* Start Data supplied *
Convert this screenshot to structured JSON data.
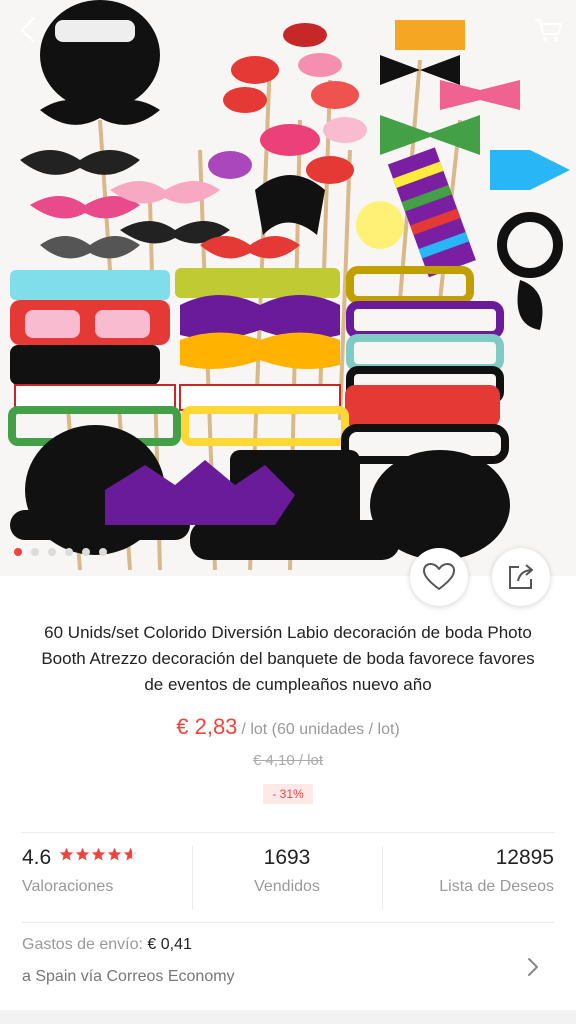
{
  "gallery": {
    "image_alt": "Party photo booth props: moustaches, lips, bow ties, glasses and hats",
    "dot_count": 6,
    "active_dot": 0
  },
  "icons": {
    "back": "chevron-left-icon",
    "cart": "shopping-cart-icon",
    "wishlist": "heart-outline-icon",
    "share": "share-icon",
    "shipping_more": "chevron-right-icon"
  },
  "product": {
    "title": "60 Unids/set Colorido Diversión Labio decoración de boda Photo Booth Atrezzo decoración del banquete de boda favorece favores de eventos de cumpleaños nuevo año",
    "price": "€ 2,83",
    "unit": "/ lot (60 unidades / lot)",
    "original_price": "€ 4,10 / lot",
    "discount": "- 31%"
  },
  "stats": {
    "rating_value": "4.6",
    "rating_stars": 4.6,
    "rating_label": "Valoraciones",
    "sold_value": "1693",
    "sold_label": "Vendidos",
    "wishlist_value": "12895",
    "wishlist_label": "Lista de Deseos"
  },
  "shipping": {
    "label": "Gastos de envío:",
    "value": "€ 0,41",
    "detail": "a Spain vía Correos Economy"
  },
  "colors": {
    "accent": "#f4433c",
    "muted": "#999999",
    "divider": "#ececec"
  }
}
* End Data supplied *
* Start Data supplied *
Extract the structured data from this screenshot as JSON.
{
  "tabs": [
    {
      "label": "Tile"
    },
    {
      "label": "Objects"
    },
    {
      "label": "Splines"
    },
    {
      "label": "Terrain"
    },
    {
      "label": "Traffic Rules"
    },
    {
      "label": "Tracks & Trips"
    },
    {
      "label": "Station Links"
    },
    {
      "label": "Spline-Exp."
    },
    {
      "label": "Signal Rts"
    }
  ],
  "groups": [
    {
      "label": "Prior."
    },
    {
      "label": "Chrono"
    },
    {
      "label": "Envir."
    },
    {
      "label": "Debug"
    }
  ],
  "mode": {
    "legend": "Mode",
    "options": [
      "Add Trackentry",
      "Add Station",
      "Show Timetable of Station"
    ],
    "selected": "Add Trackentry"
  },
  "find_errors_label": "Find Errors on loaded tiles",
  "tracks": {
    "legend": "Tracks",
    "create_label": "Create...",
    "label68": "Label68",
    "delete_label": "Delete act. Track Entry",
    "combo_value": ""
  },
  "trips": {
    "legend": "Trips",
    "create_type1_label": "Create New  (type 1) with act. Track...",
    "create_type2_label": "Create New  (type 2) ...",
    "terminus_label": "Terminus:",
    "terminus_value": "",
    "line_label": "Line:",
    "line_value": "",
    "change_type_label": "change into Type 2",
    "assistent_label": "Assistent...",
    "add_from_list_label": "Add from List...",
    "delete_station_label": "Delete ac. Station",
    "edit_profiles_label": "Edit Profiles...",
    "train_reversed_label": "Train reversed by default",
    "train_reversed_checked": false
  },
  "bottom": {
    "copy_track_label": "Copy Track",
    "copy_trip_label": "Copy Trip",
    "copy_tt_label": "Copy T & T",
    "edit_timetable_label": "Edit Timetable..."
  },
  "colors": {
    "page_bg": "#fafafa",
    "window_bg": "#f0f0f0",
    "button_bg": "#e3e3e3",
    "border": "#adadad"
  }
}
* End Data supplied *
* Start Data supplied *
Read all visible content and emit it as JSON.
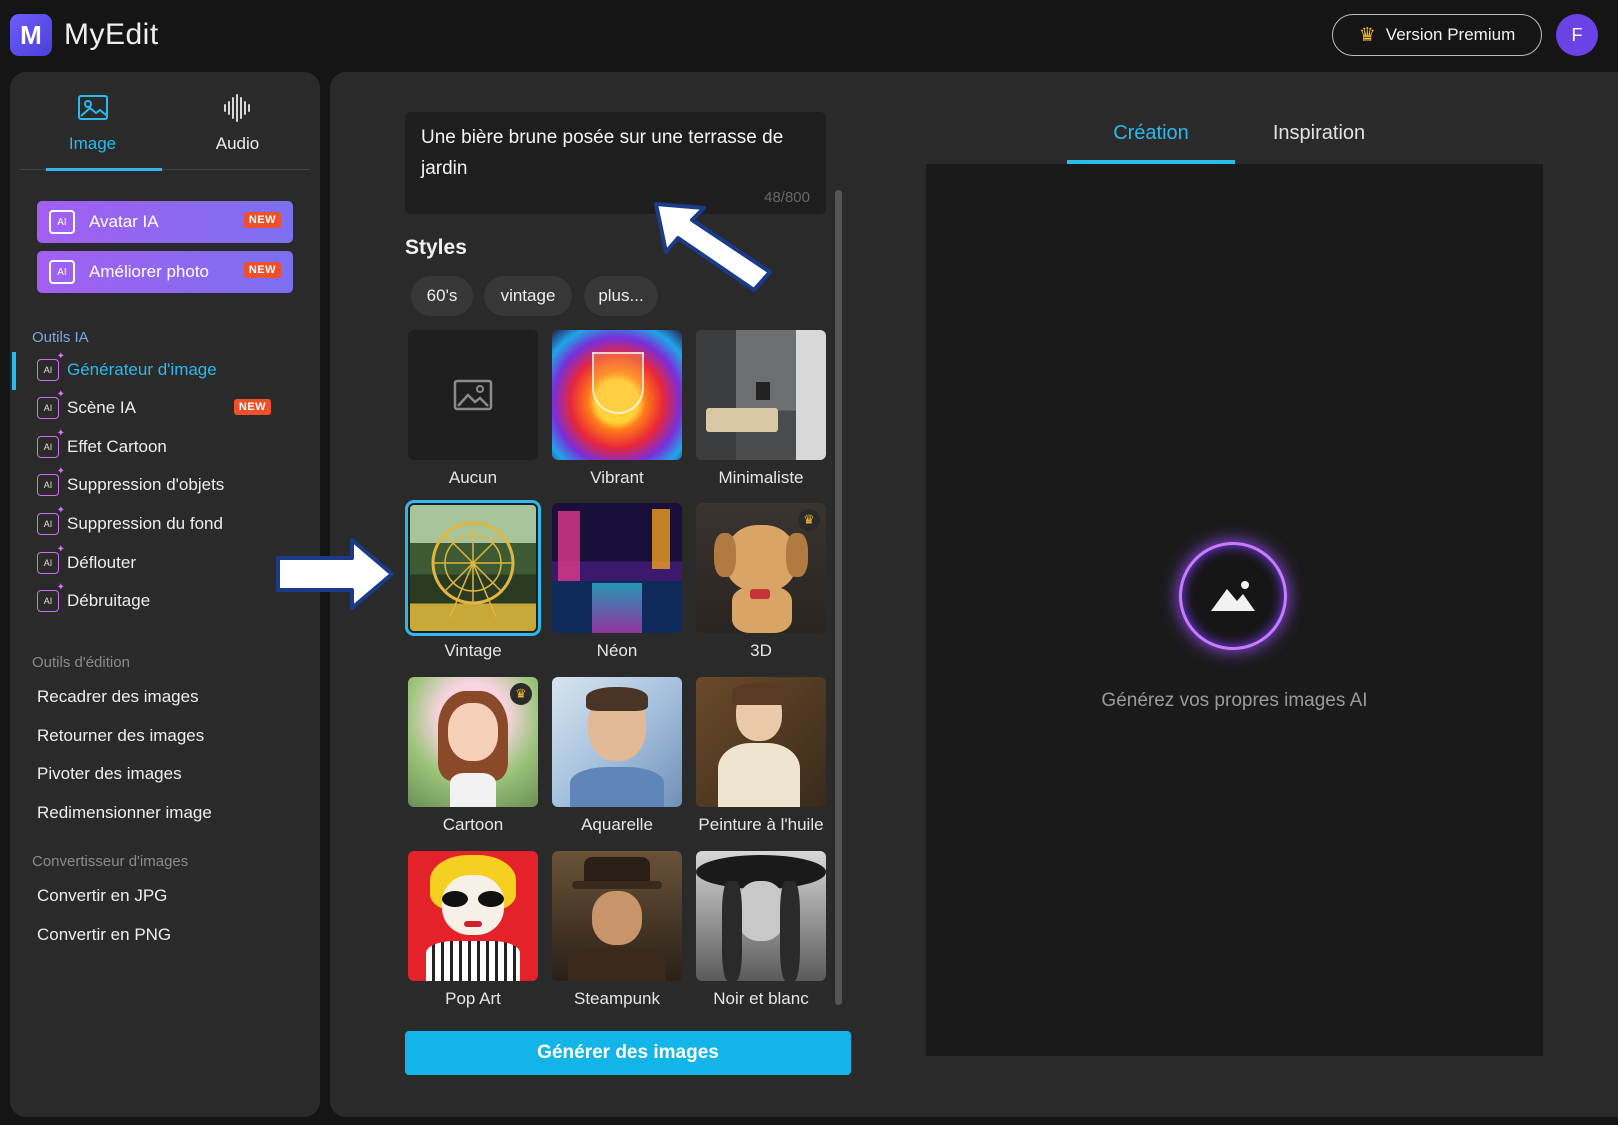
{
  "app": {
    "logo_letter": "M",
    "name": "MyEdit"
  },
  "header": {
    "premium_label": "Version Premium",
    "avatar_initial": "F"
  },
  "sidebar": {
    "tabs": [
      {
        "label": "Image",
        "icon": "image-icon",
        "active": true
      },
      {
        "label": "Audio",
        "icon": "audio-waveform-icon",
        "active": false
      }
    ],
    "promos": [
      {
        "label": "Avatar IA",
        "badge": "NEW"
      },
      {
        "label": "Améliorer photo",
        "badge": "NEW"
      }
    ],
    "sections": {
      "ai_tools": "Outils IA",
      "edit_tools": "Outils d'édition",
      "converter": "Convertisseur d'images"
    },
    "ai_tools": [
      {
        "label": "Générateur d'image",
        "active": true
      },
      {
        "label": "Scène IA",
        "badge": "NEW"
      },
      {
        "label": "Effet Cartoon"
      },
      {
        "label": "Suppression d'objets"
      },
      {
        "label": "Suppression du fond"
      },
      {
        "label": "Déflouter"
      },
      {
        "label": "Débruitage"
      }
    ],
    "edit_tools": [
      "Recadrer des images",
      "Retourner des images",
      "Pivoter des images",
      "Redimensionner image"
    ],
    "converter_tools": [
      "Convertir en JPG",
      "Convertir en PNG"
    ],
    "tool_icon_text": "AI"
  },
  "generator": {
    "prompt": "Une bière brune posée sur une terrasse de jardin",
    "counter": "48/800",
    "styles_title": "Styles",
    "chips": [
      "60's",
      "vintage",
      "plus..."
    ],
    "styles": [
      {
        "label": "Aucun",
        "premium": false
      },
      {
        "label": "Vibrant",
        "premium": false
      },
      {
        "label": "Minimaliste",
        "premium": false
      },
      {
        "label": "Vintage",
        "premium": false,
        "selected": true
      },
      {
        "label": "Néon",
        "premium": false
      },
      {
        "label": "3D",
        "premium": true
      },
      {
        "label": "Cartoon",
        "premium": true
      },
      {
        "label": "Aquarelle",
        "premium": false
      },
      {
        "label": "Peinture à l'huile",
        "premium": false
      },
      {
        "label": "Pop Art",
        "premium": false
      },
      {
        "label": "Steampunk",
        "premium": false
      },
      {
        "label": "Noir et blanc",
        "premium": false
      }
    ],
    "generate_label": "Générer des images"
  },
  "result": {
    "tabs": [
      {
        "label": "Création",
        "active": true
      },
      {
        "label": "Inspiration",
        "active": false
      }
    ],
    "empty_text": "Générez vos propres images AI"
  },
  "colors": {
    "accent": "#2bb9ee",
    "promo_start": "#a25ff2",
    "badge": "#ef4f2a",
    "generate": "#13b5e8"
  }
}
* End Data supplied *
- _Exercise instructions_
Say how many lines of the data include the word "this". Respond with the number alone.

- _Final answer_
2